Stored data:
────────────────

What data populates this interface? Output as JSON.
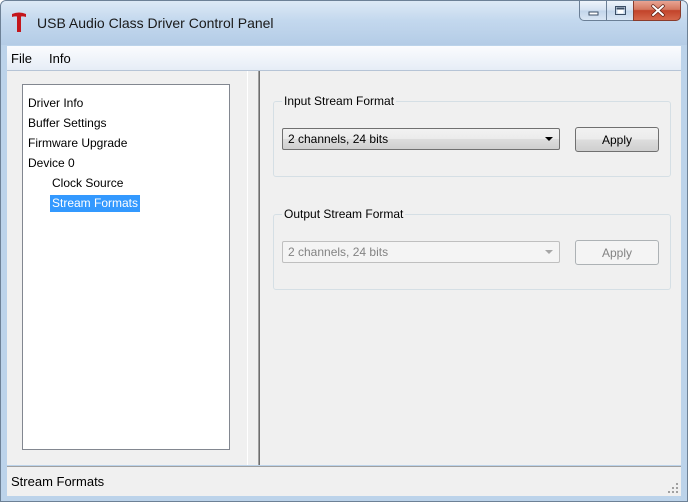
{
  "window": {
    "title": "USB Audio Class Driver Control Panel",
    "logo_color": "#c4161c",
    "accent_selection": "#3399ff"
  },
  "menu": {
    "items": [
      "File",
      "Info"
    ]
  },
  "tree": {
    "items": [
      {
        "label": "Driver Info",
        "level": 0,
        "selected": false
      },
      {
        "label": "Buffer Settings",
        "level": 0,
        "selected": false
      },
      {
        "label": "Firmware Upgrade",
        "level": 0,
        "selected": false
      },
      {
        "label": "Device 0",
        "level": 0,
        "selected": false
      },
      {
        "label": "Clock Source",
        "level": 1,
        "selected": false
      },
      {
        "label": "Stream Formats",
        "level": 1,
        "selected": true
      }
    ]
  },
  "input_stream": {
    "title": "Input Stream Format",
    "selected_value": "2 channels, 24 bits",
    "apply_label": "Apply",
    "enabled": true
  },
  "output_stream": {
    "title": "Output Stream Format",
    "selected_value": "2 channels, 24 bits",
    "apply_label": "Apply",
    "enabled": false
  },
  "status": {
    "text": "Stream Formats"
  },
  "icons": {
    "logo": "t-logo-icon",
    "minimize": "minimize-icon",
    "maximize": "maximize-icon",
    "close": "close-icon",
    "dropdown": "chevron-down-icon",
    "resize_grip": "resize-grip-icon"
  }
}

────────────────

**WHAT IS NEEDED**
Make a word-for-word copy of the entries, without any pictures.

**RESULT OF THIS TASK**
What data populates this interface? Output as JSON.
{
  "window": {
    "title": "USB Audio Class Driver Control Panel",
    "logo_color": "#c4161c",
    "accent_selection": "#3399ff"
  },
  "menu": {
    "items": [
      "File",
      "Info"
    ]
  },
  "tree": {
    "items": [
      {
        "label": "Driver Info",
        "level": 0,
        "selected": false
      },
      {
        "label": "Buffer Settings",
        "level": 0,
        "selected": false
      },
      {
        "label": "Firmware Upgrade",
        "level": 0,
        "selected": false
      },
      {
        "label": "Device 0",
        "level": 0,
        "selected": false
      },
      {
        "label": "Clock Source",
        "level": 1,
        "selected": false
      },
      {
        "label": "Stream Formats",
        "level": 1,
        "selected": true
      }
    ]
  },
  "input_stream": {
    "title": "Input Stream Format",
    "selected_value": "2 channels, 24 bits",
    "apply_label": "Apply",
    "enabled": true
  },
  "output_stream": {
    "title": "Output Stream Format",
    "selected_value": "2 channels, 24 bits",
    "apply_label": "Apply",
    "enabled": false
  },
  "status": {
    "text": "Stream Formats"
  },
  "icons": {
    "logo": "t-logo-icon",
    "minimize": "minimize-icon",
    "maximize": "maximize-icon",
    "close": "close-icon",
    "dropdown": "chevron-down-icon",
    "resize_grip": "resize-grip-icon"
  }
}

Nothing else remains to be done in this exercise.